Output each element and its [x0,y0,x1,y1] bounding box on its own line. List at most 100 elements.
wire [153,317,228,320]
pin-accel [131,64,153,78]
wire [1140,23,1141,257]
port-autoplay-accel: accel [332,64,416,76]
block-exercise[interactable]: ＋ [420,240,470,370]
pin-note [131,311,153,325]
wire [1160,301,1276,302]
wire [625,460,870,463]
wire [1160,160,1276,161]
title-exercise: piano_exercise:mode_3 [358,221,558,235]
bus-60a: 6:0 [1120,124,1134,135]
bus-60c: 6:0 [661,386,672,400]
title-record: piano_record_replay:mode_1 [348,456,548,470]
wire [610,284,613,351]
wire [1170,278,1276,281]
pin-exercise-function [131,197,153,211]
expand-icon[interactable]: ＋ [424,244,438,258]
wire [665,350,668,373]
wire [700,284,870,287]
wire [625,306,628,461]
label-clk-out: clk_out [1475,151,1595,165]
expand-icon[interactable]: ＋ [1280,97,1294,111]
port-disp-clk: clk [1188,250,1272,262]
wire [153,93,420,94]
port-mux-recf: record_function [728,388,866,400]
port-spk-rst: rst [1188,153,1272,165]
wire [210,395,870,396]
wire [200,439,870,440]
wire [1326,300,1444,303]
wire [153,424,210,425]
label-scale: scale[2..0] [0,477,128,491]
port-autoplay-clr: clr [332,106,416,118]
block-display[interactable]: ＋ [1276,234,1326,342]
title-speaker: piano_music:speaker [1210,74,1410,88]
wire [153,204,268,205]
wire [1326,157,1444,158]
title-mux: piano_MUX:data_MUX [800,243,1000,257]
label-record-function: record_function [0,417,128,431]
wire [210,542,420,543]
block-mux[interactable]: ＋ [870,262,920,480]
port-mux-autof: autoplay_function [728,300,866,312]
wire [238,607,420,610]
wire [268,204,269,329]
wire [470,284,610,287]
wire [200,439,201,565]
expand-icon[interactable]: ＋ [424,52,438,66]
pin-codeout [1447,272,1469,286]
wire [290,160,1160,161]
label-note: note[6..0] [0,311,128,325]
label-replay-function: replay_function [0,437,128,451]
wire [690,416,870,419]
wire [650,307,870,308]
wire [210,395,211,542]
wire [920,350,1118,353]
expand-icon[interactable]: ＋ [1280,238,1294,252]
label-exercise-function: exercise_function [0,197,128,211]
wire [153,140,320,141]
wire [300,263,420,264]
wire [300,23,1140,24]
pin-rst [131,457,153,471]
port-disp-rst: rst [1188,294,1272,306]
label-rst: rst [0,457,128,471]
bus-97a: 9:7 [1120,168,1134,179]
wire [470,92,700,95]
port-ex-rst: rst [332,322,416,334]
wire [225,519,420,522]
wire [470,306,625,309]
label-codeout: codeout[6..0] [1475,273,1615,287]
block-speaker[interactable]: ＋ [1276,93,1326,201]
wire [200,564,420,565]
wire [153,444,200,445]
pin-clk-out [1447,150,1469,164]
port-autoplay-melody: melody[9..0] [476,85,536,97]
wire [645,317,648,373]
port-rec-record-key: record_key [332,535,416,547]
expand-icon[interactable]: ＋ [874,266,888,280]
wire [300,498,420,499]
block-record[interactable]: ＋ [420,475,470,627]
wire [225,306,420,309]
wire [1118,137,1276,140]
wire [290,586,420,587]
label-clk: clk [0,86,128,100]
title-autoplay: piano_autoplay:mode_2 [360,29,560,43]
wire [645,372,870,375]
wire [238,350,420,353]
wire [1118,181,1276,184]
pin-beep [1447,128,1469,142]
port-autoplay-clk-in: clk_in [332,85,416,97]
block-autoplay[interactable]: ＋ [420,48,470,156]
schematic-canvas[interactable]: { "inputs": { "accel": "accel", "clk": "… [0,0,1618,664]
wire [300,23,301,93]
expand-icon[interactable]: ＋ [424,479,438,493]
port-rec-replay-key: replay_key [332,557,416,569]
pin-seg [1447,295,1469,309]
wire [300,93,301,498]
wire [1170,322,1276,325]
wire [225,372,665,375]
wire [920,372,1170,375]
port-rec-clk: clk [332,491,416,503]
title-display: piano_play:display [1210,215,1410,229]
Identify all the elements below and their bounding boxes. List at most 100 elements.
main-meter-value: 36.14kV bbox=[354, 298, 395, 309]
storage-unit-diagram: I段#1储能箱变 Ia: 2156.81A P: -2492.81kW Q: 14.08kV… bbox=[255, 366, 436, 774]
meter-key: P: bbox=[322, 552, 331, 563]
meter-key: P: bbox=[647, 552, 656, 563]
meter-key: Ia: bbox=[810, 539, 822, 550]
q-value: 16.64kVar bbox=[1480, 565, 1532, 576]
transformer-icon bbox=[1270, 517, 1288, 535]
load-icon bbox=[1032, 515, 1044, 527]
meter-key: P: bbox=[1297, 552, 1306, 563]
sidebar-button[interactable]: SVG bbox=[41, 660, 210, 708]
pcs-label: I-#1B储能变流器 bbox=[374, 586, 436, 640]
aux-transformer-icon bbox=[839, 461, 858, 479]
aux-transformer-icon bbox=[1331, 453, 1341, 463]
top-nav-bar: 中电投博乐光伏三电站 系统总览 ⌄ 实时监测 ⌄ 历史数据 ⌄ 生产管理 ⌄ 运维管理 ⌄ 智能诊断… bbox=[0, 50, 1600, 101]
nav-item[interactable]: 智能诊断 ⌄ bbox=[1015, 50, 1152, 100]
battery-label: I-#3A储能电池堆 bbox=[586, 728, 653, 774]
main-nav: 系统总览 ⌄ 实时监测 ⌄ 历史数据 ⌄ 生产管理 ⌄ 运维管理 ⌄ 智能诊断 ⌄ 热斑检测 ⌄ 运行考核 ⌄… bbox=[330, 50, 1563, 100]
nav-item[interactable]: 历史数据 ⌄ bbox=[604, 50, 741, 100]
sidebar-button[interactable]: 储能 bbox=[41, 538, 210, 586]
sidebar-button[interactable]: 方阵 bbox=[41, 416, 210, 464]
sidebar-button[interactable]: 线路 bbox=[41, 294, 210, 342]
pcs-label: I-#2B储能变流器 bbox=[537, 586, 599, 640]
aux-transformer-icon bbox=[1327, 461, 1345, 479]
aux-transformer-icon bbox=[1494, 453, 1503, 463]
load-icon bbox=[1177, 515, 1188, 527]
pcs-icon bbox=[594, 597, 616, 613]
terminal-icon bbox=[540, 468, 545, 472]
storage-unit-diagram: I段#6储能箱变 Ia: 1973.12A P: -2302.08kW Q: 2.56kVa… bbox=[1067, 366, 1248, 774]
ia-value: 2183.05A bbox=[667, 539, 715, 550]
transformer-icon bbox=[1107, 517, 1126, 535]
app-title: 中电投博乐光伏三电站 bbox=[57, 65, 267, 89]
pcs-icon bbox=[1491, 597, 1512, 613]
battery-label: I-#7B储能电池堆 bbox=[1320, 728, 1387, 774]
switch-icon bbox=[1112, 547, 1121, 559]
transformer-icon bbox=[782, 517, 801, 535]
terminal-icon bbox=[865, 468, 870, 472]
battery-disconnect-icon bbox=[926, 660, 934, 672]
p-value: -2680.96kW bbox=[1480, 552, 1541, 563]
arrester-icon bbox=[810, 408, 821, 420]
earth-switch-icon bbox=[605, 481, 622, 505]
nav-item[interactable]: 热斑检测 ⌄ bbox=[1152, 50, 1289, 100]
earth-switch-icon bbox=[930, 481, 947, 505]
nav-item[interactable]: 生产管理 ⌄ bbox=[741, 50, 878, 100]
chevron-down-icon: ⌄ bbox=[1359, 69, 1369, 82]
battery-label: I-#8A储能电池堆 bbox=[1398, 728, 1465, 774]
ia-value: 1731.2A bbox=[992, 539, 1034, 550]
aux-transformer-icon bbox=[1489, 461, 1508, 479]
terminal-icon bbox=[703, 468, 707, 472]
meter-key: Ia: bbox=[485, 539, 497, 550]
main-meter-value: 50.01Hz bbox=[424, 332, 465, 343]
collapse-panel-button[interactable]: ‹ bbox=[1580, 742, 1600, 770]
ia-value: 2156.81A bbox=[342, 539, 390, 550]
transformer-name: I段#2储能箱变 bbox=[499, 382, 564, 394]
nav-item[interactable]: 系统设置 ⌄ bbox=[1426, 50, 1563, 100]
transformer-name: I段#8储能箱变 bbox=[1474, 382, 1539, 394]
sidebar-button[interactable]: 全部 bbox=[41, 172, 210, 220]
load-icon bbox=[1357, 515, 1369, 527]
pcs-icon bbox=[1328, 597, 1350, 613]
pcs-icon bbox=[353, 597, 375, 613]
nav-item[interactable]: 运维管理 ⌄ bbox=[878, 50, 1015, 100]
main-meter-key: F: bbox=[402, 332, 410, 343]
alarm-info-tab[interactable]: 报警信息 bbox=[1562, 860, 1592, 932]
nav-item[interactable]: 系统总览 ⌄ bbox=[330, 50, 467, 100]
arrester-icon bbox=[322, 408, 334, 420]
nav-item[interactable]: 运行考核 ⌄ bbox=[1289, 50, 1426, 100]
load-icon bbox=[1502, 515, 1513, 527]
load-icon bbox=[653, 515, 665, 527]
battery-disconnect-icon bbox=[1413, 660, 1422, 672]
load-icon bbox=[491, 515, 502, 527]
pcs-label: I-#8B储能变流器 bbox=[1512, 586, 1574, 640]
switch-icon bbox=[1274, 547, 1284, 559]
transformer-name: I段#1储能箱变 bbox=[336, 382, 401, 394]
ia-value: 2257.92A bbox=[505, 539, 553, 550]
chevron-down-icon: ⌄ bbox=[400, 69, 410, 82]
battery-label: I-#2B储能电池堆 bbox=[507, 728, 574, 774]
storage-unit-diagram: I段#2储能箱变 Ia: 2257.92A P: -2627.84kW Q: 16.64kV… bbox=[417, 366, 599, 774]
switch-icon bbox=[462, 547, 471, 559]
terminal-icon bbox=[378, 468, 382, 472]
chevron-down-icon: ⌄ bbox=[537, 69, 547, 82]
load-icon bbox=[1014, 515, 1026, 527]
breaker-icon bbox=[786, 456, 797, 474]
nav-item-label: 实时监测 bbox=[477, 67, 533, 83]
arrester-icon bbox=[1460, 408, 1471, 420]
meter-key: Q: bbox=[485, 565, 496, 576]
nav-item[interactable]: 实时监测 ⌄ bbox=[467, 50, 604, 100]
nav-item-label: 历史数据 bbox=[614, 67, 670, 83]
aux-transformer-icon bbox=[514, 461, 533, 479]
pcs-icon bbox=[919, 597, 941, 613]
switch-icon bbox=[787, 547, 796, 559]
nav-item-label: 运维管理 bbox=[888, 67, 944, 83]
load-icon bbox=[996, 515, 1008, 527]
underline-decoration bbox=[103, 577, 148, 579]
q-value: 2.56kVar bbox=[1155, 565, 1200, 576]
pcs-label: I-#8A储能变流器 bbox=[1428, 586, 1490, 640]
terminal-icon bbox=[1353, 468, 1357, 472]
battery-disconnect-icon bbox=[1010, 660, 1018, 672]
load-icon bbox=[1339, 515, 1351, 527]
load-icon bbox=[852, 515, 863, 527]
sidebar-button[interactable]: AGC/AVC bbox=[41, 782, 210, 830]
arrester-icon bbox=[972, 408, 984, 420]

_ _ _

▶ **INSTRUCTION**
Lay out the records, from their first line through the line containing "port-autoplay-clr: clr [332,106,416,118]", both included, as a Markdown table with the columns Row and Line. Number each line and leave out blank lines.

▶ **OUTPUT FOR THIS EXERCISE**
| Row | Line |
|---|---|
| 1 | Output each element and its [x0,y0,x1,y1] bounding box on its own line. List at most 100 elements. |
| 2 | wire [153,317,228,320] |
| 3 | pin-accel [131,64,153,78] |
| 4 | wire [1140,23,1141,257] |
| 5 | port-autoplay-accel: accel [332,64,416,76] |
| 6 | block-exercise[interactable]: ＋ [420,240,470,370] |
| 7 | pin-note [131,311,153,325] |
| 8 | wire [1160,301,1276,302] |
| 9 | wire [625,460,870,463] |
| 10 | wire [1160,160,1276,161] |
| 11 | title-exercise: piano_exercise:mode_3 [358,221,558,235] |
| 12 | bus-60a: 6:0 [1120,124,1134,135] |
| 13 | bus-60c: 6:0 [661,386,672,400] |
| 14 | title-record: piano_record_replay:mode_1 [348,456,548,470] |
| 15 | wire [610,284,613,351] |
| 16 | wire [1170,278,1276,281] |
| 17 | pin-exercise-function [131,197,153,211] |
| 18 | expand-icon[interactable]: ＋ [424,244,438,258] |
| 19 | wire [665,350,668,373] |
| 20 | wire [700,284,870,287] |
| 21 | wire [625,306,628,461] |
| 22 | label-clk-out: clk_out [1475,151,1595,165] |
| 23 | expand-icon[interactable]: ＋ [1280,97,1294,111] |
| 24 | port-disp-clk: clk [1188,250,1272,262] |
| 25 | wire [153,93,420,94] |
| 26 | port-mux-recf: record_function [728,388,866,400] |
| 27 | port-spk-rst: rst [1188,153,1272,165] |
| 28 | wire [210,395,870,396] |
| 29 | wire [200,439,870,440] |
| 30 | wire [1326,300,1444,303] |
| 31 | wire [153,424,210,425] |
| 32 | label-scale: scale[2..0] [0,477,128,491] |
| 33 | port-autoplay-clr: clr [332,106,416,118] |